Brief ->
Take every line from the listing below that includes "JSON" and copy it.

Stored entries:
*-*-*
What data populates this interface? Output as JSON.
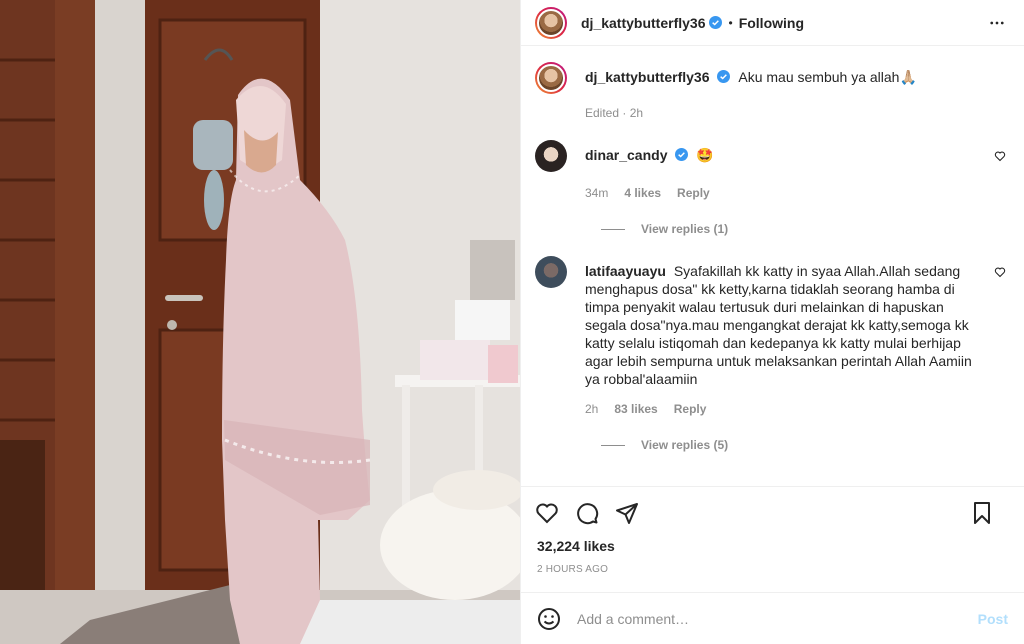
{
  "header": {
    "username": "dj_kattybutterfly36",
    "separator": "•",
    "follow_label": "Following"
  },
  "caption": {
    "username": "dj_kattybutterfly36",
    "text": "Aku mau sembuh ya allah🙏🏼",
    "edited": "Edited · 2h"
  },
  "comments": [
    {
      "username": "dinar_candy",
      "text": "🤩",
      "time": "34m",
      "likes": "4 likes",
      "reply": "Reply",
      "view_replies": "View replies (1)"
    },
    {
      "username": "latifaayuayu",
      "text": "Syafakillah kk katty in syaa Allah.Allah sedang menghapus dosa\" kk ketty,karna tidaklah seorang hamba di timpa penyakit walau tertusuk duri melainkan di hapuskan segala dosa\"nya.mau mengangkat derajat kk katty,semoga kk katty selalu istiqomah dan kedepanya kk katty mulai berhijap agar lebih sempurna untuk melaksankan perintah Allah Aamiin ya robbal'alaamiin",
      "time": "2h",
      "likes": "83 likes",
      "reply": "Reply",
      "view_replies": "View replies (5)"
    }
  ],
  "post": {
    "likes": "32,224 likes",
    "timestamp": "2 HOURS AGO"
  },
  "add_comment": {
    "placeholder": "Add a comment…",
    "post_label": "Post"
  },
  "icons": {
    "like": "heart-icon",
    "comment": "comment-icon",
    "share": "share-icon",
    "save": "bookmark-icon",
    "more": "more-horizontal-icon",
    "emoji": "emoji-icon",
    "verified": "verified-badge-icon"
  },
  "colors": {
    "verified": "#3897f0",
    "post_disabled": "#b2dffc",
    "muted": "#8e8e8e"
  }
}
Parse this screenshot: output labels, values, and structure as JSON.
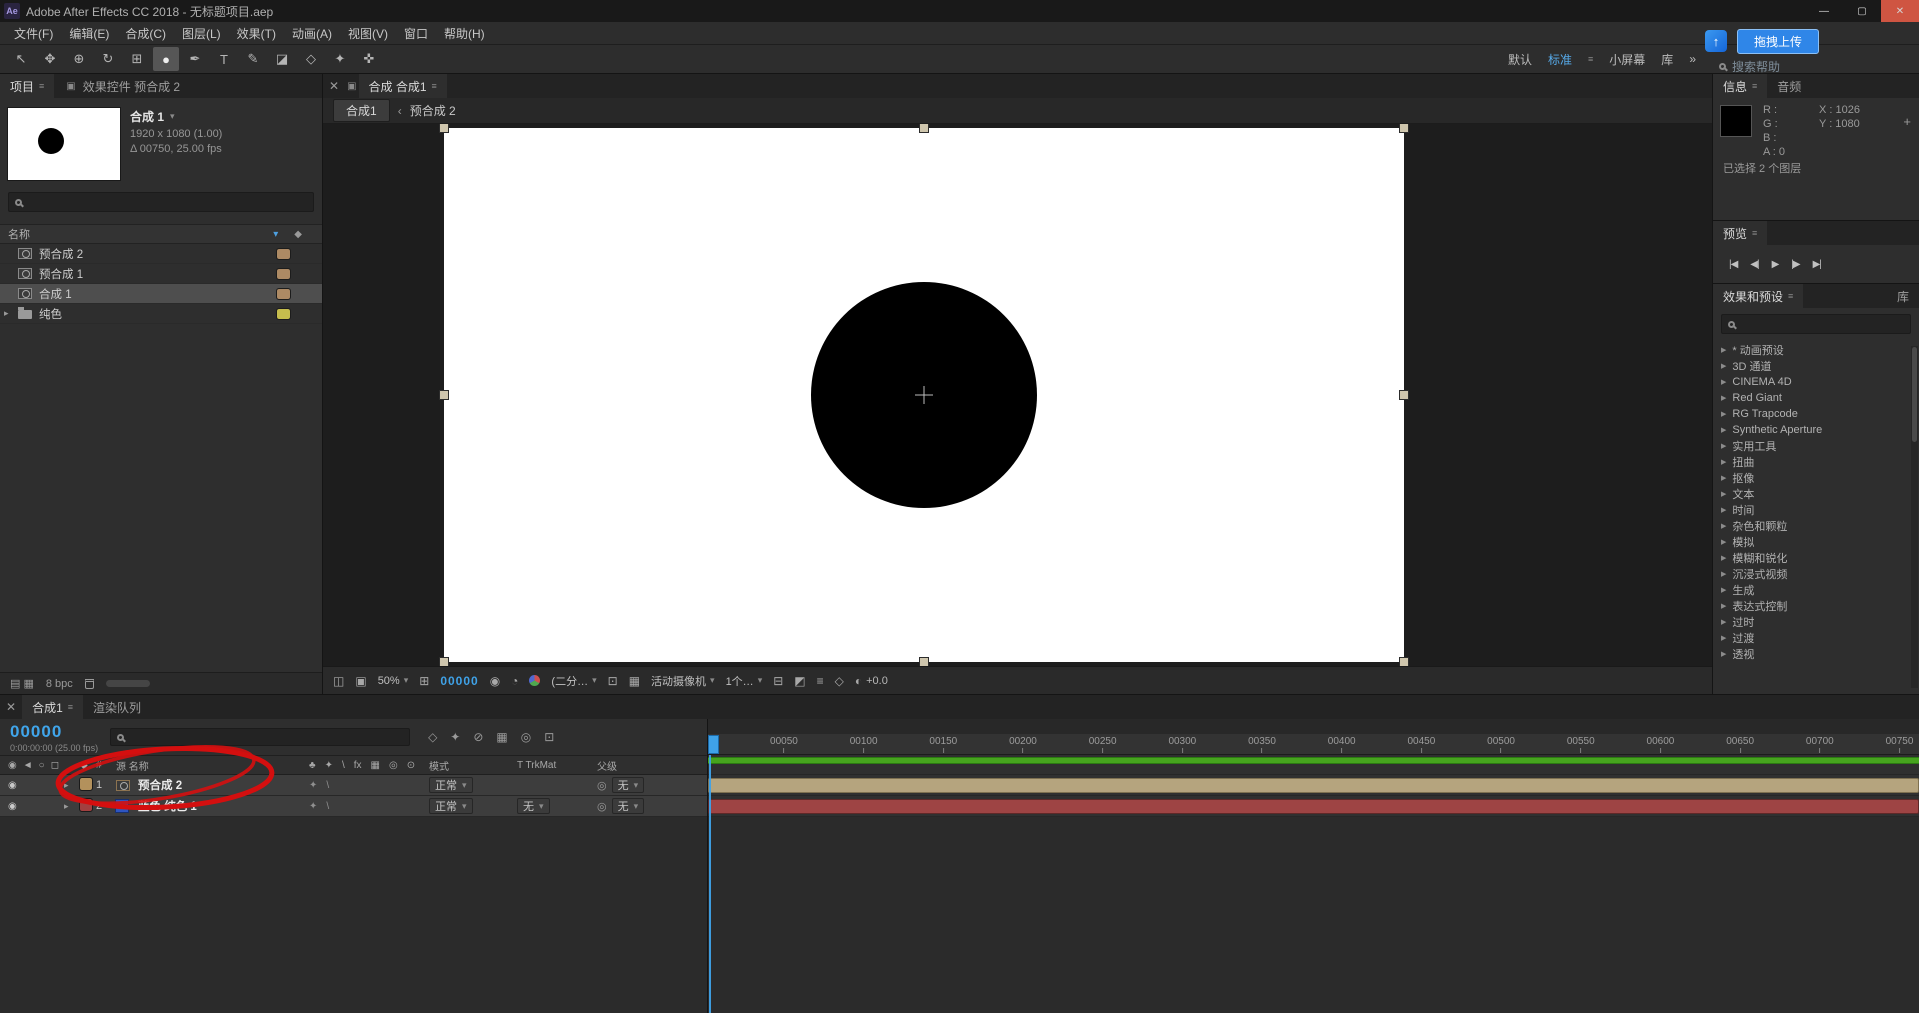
{
  "colors": {
    "accent_blue": "#3fa2e8",
    "annotation_red": "#d40f0f",
    "green_bar": "#46a41e"
  },
  "icons": {
    "menu": "≡",
    "dropdown": "▾",
    "expander": "▸",
    "close": "✕",
    "chevron_left": "‹",
    "diamond": "◆",
    "eye": "◉",
    "pickwhip": "◎",
    "tri_right": "▶",
    "plus": "+",
    "panel": "▣"
  },
  "title_bar": {
    "app_icon": "Ae",
    "title": "Adobe After Effects CC 2018 - 无标题项目.aep",
    "minimize": "—",
    "maximize": "▢",
    "close": "✕"
  },
  "menu_bar": [
    "文件(F)",
    "编辑(E)",
    "合成(C)",
    "图层(L)",
    "效果(T)",
    "动画(A)",
    "视图(V)",
    "窗口",
    "帮助(H)"
  ],
  "toolbar": {
    "tools": [
      {
        "name": "selection-tool",
        "glyph": "↖",
        "active": false
      },
      {
        "name": "hand-tool",
        "glyph": "✥",
        "active": false
      },
      {
        "name": "zoom-tool",
        "glyph": "⊕",
        "active": false
      },
      {
        "name": "orbit-camera-tool",
        "glyph": "↻",
        "active": false
      },
      {
        "name": "pan-behind-tool",
        "glyph": "⊞",
        "active": false
      },
      {
        "name": "shape-tool",
        "glyph": "●",
        "active": true
      },
      {
        "name": "pen-tool",
        "glyph": "✒",
        "active": false
      },
      {
        "name": "text-tool",
        "glyph": "T",
        "active": false
      },
      {
        "name": "brush-tool",
        "glyph": "✎",
        "active": false
      },
      {
        "name": "clone-stamp-tool",
        "glyph": "◪",
        "active": false
      },
      {
        "name": "eraser-tool",
        "glyph": "◇",
        "active": false
      },
      {
        "name": "roto-brush-tool",
        "glyph": "✦",
        "active": false
      },
      {
        "name": "puppet-pin-tool",
        "glyph": "✜",
        "active": false
      }
    ],
    "workspaces": [
      {
        "name": "workspace-default",
        "label": "默认",
        "active": false
      },
      {
        "name": "workspace-standard",
        "label": "标准",
        "active": true
      },
      {
        "name": "workspace-small-screen",
        "label": "小屏幕",
        "active": false
      },
      {
        "name": "workspace-library",
        "label": "库",
        "active": false
      },
      {
        "name": "workspace-overflow",
        "label": "»",
        "active": false
      }
    ]
  },
  "overlay": {
    "icon_glyph": "↑",
    "upload_button": "拖拽上传",
    "search_help": "搜索帮助"
  },
  "project_panel": {
    "tab_project": "项目",
    "tab_effect_controls": "效果控件 预合成 2",
    "comp_name": "合成 1",
    "comp_dims": "1920 x 1080 (1.00)",
    "comp_duration": "Δ 00750, 25.00 fps",
    "header_name": "名称",
    "items": [
      {
        "name": "预合成 2",
        "type": "comp",
        "label_color": "#ad8a64",
        "selected": false
      },
      {
        "name": "预合成 1",
        "type": "comp",
        "label_color": "#ad8a64",
        "selected": false
      },
      {
        "name": "合成 1",
        "type": "comp",
        "label_color": "#ad8a64",
        "selected": true
      },
      {
        "name": "纯色",
        "type": "folder",
        "label_color": "#c6bd4d",
        "selected": false
      }
    ],
    "footer_icons": [
      {
        "name": "project-settings-icon",
        "glyph": "▤"
      },
      {
        "name": "new-folder-icon",
        "glyph": "▦"
      }
    ],
    "bit_depth": "8 bpc"
  },
  "comp_panel": {
    "tab_label": "合成 合成1",
    "nav_comp": "合成1",
    "nav_current": "预合成 2",
    "controls": [
      {
        "kind": "icon",
        "name": "snapshot-icon",
        "glyph": "◫"
      },
      {
        "kind": "icon",
        "name": "show-snapshot-icon",
        "glyph": "▣"
      },
      {
        "kind": "dropdown",
        "name": "magnification-select",
        "label": "50%"
      },
      {
        "kind": "icon",
        "name": "grid-guides-icon",
        "glyph": "⊞"
      },
      {
        "kind": "blue",
        "name": "viewer-timecode",
        "label": "00000"
      },
      {
        "kind": "icon",
        "name": "camera-icon",
        "glyph": "◉"
      },
      {
        "kind": "icon",
        "name": "mask-visibility-icon",
        "glyph": "◔"
      },
      {
        "kind": "rgb",
        "name": "channel-icon"
      },
      {
        "kind": "dropdown",
        "name": "resolution-select",
        "label": "(二分…"
      },
      {
        "kind": "icon",
        "name": "roi-icon",
        "glyph": "⊡"
      },
      {
        "kind": "icon",
        "name": "transparency-grid-icon",
        "glyph": "▦"
      },
      {
        "kind": "dropdown",
        "name": "camera-view-select",
        "label": "活动摄像机"
      },
      {
        "kind": "dropdown",
        "name": "view-layout-select",
        "label": "1个…"
      },
      {
        "kind": "icon",
        "name": "pixel-aspect-icon",
        "glyph": "⊟"
      },
      {
        "kind": "icon",
        "name": "fast-preview-icon",
        "glyph": "◩"
      },
      {
        "kind": "icon",
        "name": "timeline-button-icon",
        "glyph": "≡"
      },
      {
        "kind": "icon",
        "name": "flowchart-button-icon",
        "glyph": "◇"
      },
      {
        "kind": "exposure",
        "name": "exposure-control",
        "glyph": "◐",
        "label": "+0.0"
      }
    ]
  },
  "info_panel": {
    "tab_info": "信息",
    "tab_audio": "音频",
    "rgba_lines": [
      "R :",
      "G :",
      "B :",
      "A :  0"
    ],
    "x": "X : 1026",
    "y": "Y : 1080",
    "plus": "+",
    "selection": "已选择 2 个图层"
  },
  "preview_panel": {
    "title": "预览",
    "buttons": [
      {
        "name": "first-frame-button",
        "glyph": "|◀"
      },
      {
        "name": "prev-frame-button",
        "glyph": "◀|"
      },
      {
        "name": "play-button",
        "glyph": "▶"
      },
      {
        "name": "next-frame-button",
        "glyph": "|▶"
      },
      {
        "name": "last-frame-button",
        "glyph": "▶|"
      }
    ]
  },
  "effects_panel": {
    "title": "效果和预设",
    "library_tab": "库",
    "categories": [
      "* 动画预设",
      "3D 通道",
      "CINEMA 4D",
      "Red Giant",
      "RG Trapcode",
      "Synthetic Aperture",
      "实用工具",
      "扭曲",
      "抠像",
      "文本",
      "时间",
      "杂色和颗粒",
      "模拟",
      "模糊和锐化",
      "沉浸式视频",
      "生成",
      "表达式控制",
      "过时",
      "过渡",
      "透视"
    ]
  },
  "timeline": {
    "tab_comp": "合成1",
    "tab_render_queue": "渲染队列",
    "timecode": "00000",
    "timecode_detail": "0:00:00:00 (25.00 fps)",
    "col_number": "#",
    "col_source_name": "源 名称",
    "col_mode": "模式",
    "col_trkmat": "T TrkMat",
    "col_parent": "父级",
    "toggle_icons": [
      {
        "name": "composition-mini-flowchart-icon",
        "glyph": "◇"
      },
      {
        "name": "draft-3d-icon",
        "glyph": "✦"
      },
      {
        "name": "hide-shy-layers-icon",
        "glyph": "⊘"
      },
      {
        "name": "frame-blending-icon",
        "glyph": "▦"
      },
      {
        "name": "motion-blur-icon",
        "glyph": "◎"
      },
      {
        "name": "graph-editor-icon",
        "glyph": "⊡"
      }
    ],
    "av_header_icons": [
      {
        "name": "video-column-icon",
        "glyph": "◉"
      },
      {
        "name": "audio-column-icon",
        "glyph": "◄"
      },
      {
        "name": "solo-column-icon",
        "glyph": "○"
      },
      {
        "name": "lock-column-icon",
        "glyph": "◻"
      }
    ],
    "switch_header_icons": [
      {
        "name": "shy-column-icon",
        "glyph": "♣"
      },
      {
        "name": "collapse-column-icon",
        "glyph": "✦"
      },
      {
        "name": "quality-column-icon",
        "glyph": "\\"
      },
      {
        "name": "fx-column-icon",
        "glyph": "fx"
      },
      {
        "name": "frame-blend-column-icon",
        "glyph": "▦"
      },
      {
        "name": "motion-blur-column-icon",
        "glyph": "◎"
      },
      {
        "name": "threed-column-icon",
        "glyph": "⊙"
      }
    ],
    "row_switch_glyphs": [
      "✦",
      "\\"
    ],
    "layers": [
      {
        "num": "1",
        "name": "预合成 2",
        "type": "comp",
        "mode": "正常",
        "trkmat": "",
        "parent": "无",
        "selected": true,
        "chip": "#b3915c",
        "icon_color": "#8d7350",
        "bar": "#b5a47e",
        "bar_border": "#7e7050"
      },
      {
        "num": "2",
        "name": "蓝色 纯色 1",
        "type": "solid",
        "mode": "正常",
        "trkmat": "无",
        "parent": "无",
        "selected": true,
        "chip": "#a24040",
        "icon_color": "#2e55c0",
        "bar": "#9e4444",
        "bar_border": "#5e2828"
      }
    ],
    "ruler_ticks": [
      "00050",
      "00100",
      "00150",
      "00200",
      "00250",
      "00300",
      "00350",
      "00400",
      "00450",
      "00500",
      "00550",
      "00600",
      "00650",
      "00700",
      "00750"
    ]
  }
}
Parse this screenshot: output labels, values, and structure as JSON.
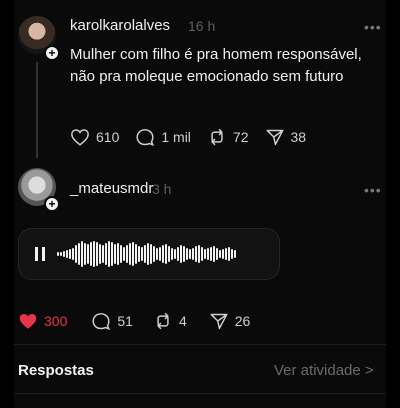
{
  "post": {
    "username": "karolkarolalves",
    "time": "16 h",
    "text": "Mulher com filho é pra homem responsável, não pra moleque emocionado sem futuro",
    "likes": "610",
    "comments": "1 mil",
    "reposts": "72",
    "shares": "38",
    "more": "•••"
  },
  "reply": {
    "username": "_mateusmdr",
    "time": "3 h",
    "more": "•••",
    "likes": "300",
    "comments": "51",
    "reposts": "4",
    "shares": "26"
  },
  "footer": {
    "replies_label": "Respostas",
    "activity_label": "Ver atividade >"
  },
  "colors": {
    "like_active": "#e8344a",
    "background": "#0a0a0a",
    "muted": "#5e5e5e"
  },
  "icons": [
    "heart-icon",
    "comment-icon",
    "repost-icon",
    "share-icon",
    "pause-icon",
    "follow-plus-icon"
  ]
}
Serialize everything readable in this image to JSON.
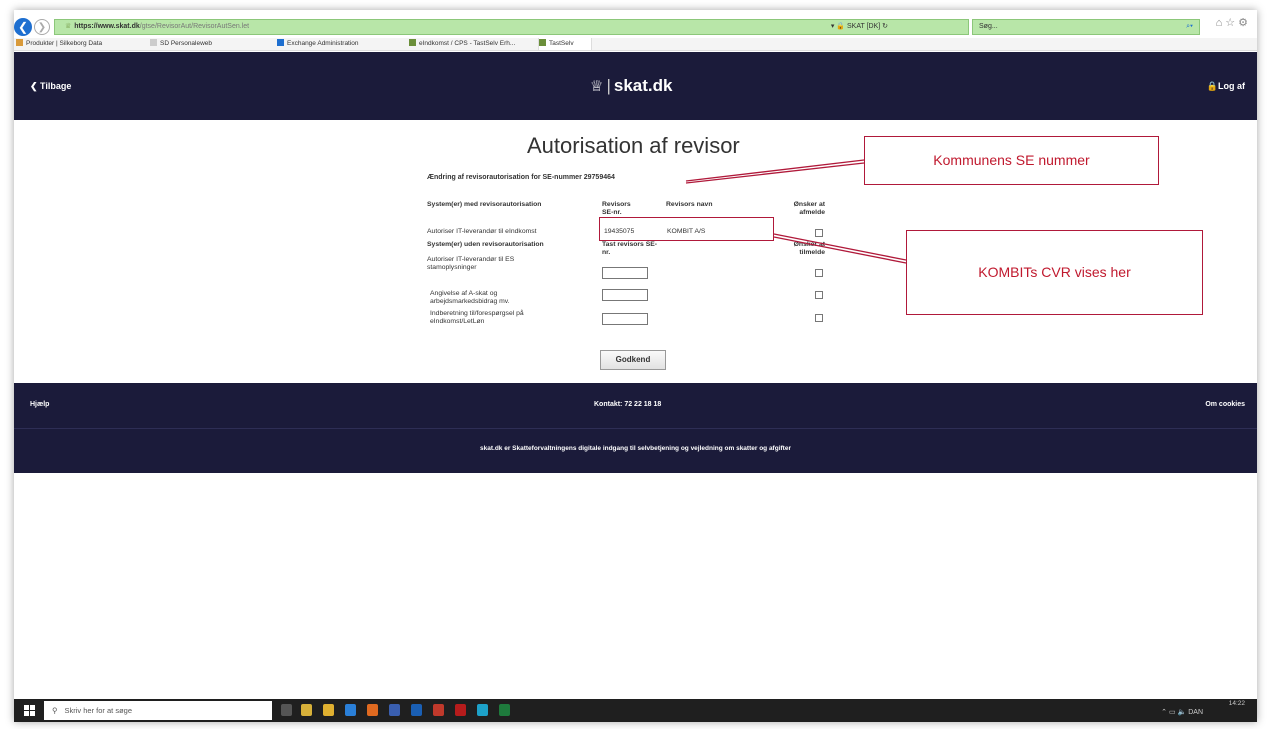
{
  "browser": {
    "url_host": "https://www.skat.dk",
    "url_path": "/gtse/RevisorAut/RevisorAutSen.let",
    "site_label": "▾ 🔒 SKAT [DK] ↻",
    "search_placeholder": "Søg...",
    "tabs": [
      {
        "label": "Produkter | Silkeborg Data"
      },
      {
        "label": "SD Personaleweb"
      },
      {
        "label": "Exchange Administration"
      },
      {
        "label": "eIndkomst / CPS - TastSelv Erh..."
      },
      {
        "label": "TastSelv"
      }
    ]
  },
  "header": {
    "back_label": "Tilbage",
    "logo_text": "skat.dk",
    "logout_label": "Log af"
  },
  "main": {
    "title": "Autorisation af revisor",
    "subtitle": "Ændring af revisorautorisation for SE-nummer 29759464",
    "section_with": {
      "heading": "System(er) med revisorautorisation",
      "col_se": "Revisors SE-nr.",
      "col_name": "Revisors navn",
      "col_unsub": "Ønsker at afmelde",
      "rows": [
        {
          "label": "Autoriser IT-leverandør til eIndkomst",
          "se": "19435075",
          "name": "KOMBIT A/S"
        }
      ]
    },
    "section_without": {
      "heading": "System(er) uden revisorautorisation",
      "col_se": "Tast revisors SE-nr.",
      "col_sub": "Ønsker at tilmelde",
      "rows": [
        {
          "label": "Autoriser IT-leverandør til ES stamoplysninger"
        },
        {
          "label": "Angivelse af A-skat og arbejdsmarkedsbidrag mv."
        },
        {
          "label": "Indberetning til/forespørgsel på eIndkomst/LetLøn"
        }
      ]
    },
    "submit_label": "Godkend"
  },
  "annotations": {
    "se_callout": "Kommunens SE nummer",
    "cvr_callout": "KOMBITs CVR vises her"
  },
  "footer": {
    "help": "Hjælp",
    "contact": "Kontakt: 72 22 18 18",
    "cookies": "Om cookies",
    "tagline": "skat.dk er Skatteforvaltningens digitale indgang til selvbetjening og vejledning om skatter og afgifter"
  },
  "taskbar": {
    "search_placeholder": "Skriv her for at søge",
    "lang": "DAN",
    "time": "14:22"
  },
  "colors": {
    "navy": "#1b1b3a",
    "annotation_red": "#b0193a",
    "address_green": "#b8e6a8"
  }
}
*-*-*
The reply ->
What data populates this interface? Output as JSON.
Parse this screenshot: output labels, values, and structure as JSON.
Parse this screenshot: output labels, values, and structure as JSON.
Serialize everything readable in this image to JSON.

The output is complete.